**Directive:** Go through the material below and copy each line where the word "ffffff" appears.

**Provided information:**
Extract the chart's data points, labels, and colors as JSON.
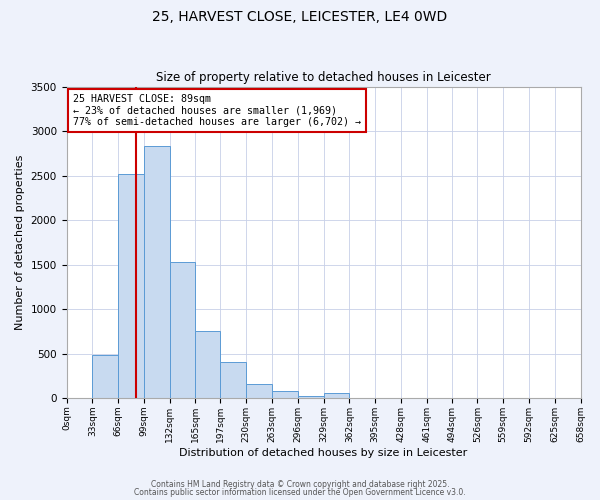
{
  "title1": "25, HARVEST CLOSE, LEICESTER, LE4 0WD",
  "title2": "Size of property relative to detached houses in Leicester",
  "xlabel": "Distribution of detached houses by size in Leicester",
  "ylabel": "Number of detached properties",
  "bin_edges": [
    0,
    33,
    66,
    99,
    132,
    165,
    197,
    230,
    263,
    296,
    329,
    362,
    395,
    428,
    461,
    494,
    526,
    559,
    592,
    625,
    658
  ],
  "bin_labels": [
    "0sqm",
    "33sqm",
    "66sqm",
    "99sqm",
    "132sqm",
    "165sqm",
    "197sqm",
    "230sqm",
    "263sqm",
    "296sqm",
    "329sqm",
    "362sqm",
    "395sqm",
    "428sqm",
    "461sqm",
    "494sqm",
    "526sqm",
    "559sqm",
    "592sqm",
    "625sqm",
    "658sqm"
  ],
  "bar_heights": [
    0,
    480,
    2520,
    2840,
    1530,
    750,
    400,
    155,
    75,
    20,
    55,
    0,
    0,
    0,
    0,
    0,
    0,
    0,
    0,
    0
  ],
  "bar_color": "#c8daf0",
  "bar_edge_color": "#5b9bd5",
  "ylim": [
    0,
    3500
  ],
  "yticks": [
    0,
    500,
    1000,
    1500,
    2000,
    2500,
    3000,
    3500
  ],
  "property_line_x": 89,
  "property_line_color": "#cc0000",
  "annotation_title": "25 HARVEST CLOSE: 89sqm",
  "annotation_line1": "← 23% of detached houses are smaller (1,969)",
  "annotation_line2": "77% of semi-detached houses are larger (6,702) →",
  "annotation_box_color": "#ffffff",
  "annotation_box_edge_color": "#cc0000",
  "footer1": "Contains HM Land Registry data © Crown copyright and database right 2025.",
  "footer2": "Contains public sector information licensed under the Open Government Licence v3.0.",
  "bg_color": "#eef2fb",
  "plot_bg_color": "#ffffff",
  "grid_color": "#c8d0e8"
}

**Problem solution:**
  "annotation_box_color": "#ffffff",
  "plot_bg_color": "#ffffff",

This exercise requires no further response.